## STATED GOAL
Omit the pictures, please, and give each record below again exactly.

## RECORDS PROVIDED
☆ ☆ ☆

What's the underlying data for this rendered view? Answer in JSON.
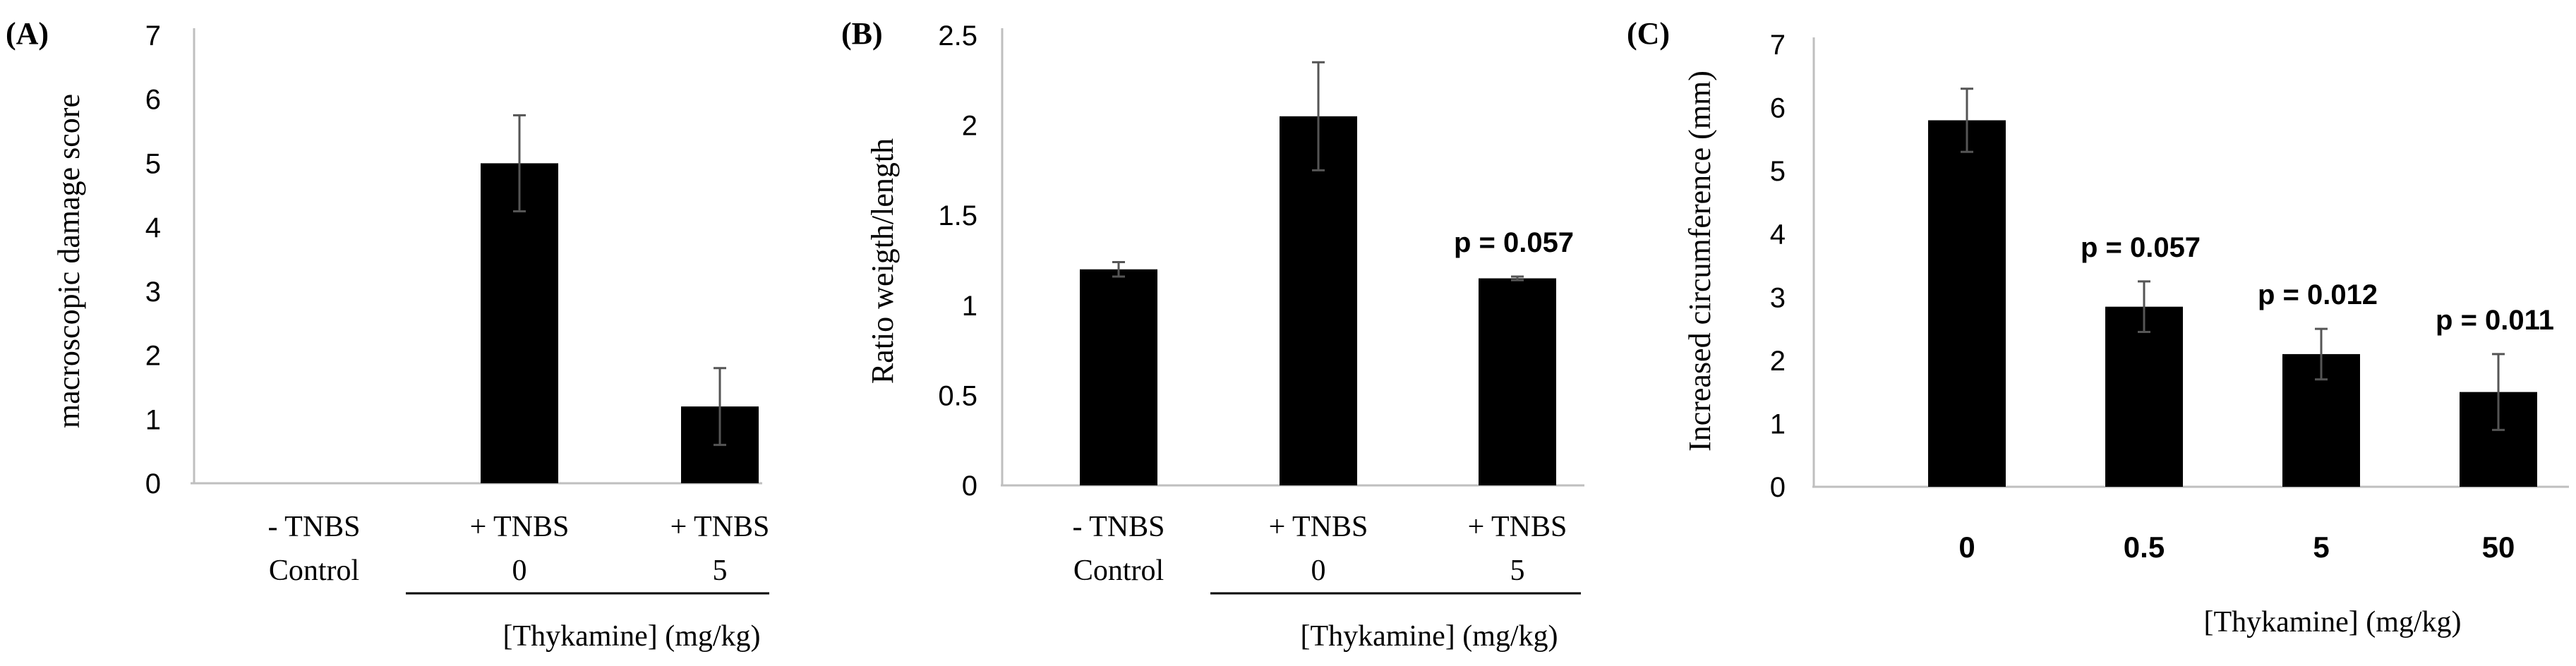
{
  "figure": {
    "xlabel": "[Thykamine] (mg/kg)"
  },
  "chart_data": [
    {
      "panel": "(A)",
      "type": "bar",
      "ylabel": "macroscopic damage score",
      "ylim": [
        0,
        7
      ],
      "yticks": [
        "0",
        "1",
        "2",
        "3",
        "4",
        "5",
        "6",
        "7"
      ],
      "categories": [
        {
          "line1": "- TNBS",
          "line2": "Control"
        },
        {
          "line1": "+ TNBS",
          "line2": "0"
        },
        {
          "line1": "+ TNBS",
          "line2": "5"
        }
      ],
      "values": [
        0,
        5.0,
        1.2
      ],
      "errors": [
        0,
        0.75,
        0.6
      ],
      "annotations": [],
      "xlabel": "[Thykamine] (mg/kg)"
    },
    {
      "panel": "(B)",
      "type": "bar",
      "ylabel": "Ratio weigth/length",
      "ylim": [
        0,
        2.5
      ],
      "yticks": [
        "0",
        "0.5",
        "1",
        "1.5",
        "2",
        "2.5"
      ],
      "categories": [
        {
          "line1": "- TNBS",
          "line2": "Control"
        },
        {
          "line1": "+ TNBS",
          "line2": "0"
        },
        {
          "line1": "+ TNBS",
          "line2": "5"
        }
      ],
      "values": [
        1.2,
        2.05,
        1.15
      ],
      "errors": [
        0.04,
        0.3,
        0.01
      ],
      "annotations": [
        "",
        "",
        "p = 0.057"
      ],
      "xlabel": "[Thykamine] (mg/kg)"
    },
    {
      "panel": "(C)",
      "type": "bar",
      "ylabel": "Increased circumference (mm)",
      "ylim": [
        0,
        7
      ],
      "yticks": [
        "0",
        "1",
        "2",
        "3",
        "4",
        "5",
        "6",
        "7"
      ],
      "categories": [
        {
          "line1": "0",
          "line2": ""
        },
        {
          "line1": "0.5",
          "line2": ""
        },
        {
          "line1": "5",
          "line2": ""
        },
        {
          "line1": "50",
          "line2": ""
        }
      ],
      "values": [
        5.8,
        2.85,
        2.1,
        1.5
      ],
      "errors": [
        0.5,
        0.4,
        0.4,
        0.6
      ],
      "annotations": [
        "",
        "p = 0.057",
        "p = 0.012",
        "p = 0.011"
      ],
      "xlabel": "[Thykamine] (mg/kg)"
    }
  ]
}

☆ ☆ ☆

## TASK SOLUTION
What's the underlying data for this rendered view? Answer in JSON.
{
  "figure": {
    "xlabel": "[Thykamine] (mg/kg)"
  },
  "chart_data": [
    {
      "panel": "(A)",
      "type": "bar",
      "ylabel": "macroscopic damage score",
      "ylim": [
        0,
        7
      ],
      "yticks": [
        "0",
        "1",
        "2",
        "3",
        "4",
        "5",
        "6",
        "7"
      ],
      "categories": [
        {
          "line1": "- TNBS",
          "line2": "Control"
        },
        {
          "line1": "+ TNBS",
          "line2": "0"
        },
        {
          "line1": "+ TNBS",
          "line2": "5"
        }
      ],
      "values": [
        0,
        5.0,
        1.2
      ],
      "errors": [
        0,
        0.75,
        0.6
      ],
      "annotations": [],
      "xlabel": "[Thykamine] (mg/kg)"
    },
    {
      "panel": "(B)",
      "type": "bar",
      "ylabel": "Ratio weigth/length",
      "ylim": [
        0,
        2.5
      ],
      "yticks": [
        "0",
        "0.5",
        "1",
        "1.5",
        "2",
        "2.5"
      ],
      "categories": [
        {
          "line1": "- TNBS",
          "line2": "Control"
        },
        {
          "line1": "+ TNBS",
          "line2": "0"
        },
        {
          "line1": "+ TNBS",
          "line2": "5"
        }
      ],
      "values": [
        1.2,
        2.05,
        1.15
      ],
      "errors": [
        0.04,
        0.3,
        0.01
      ],
      "annotations": [
        "",
        "",
        "p = 0.057"
      ],
      "xlabel": "[Thykamine] (mg/kg)"
    },
    {
      "panel": "(C)",
      "type": "bar",
      "ylabel": "Increased circumference (mm)",
      "ylim": [
        0,
        7
      ],
      "yticks": [
        "0",
        "1",
        "2",
        "3",
        "4",
        "5",
        "6",
        "7"
      ],
      "categories": [
        {
          "line1": "0",
          "line2": ""
        },
        {
          "line1": "0.5",
          "line2": ""
        },
        {
          "line1": "5",
          "line2": ""
        },
        {
          "line1": "50",
          "line2": ""
        }
      ],
      "values": [
        5.8,
        2.85,
        2.1,
        1.5
      ],
      "errors": [
        0.5,
        0.4,
        0.4,
        0.6
      ],
      "annotations": [
        "",
        "p = 0.057",
        "p = 0.012",
        "p = 0.011"
      ],
      "xlabel": "[Thykamine] (mg/kg)"
    }
  ]
}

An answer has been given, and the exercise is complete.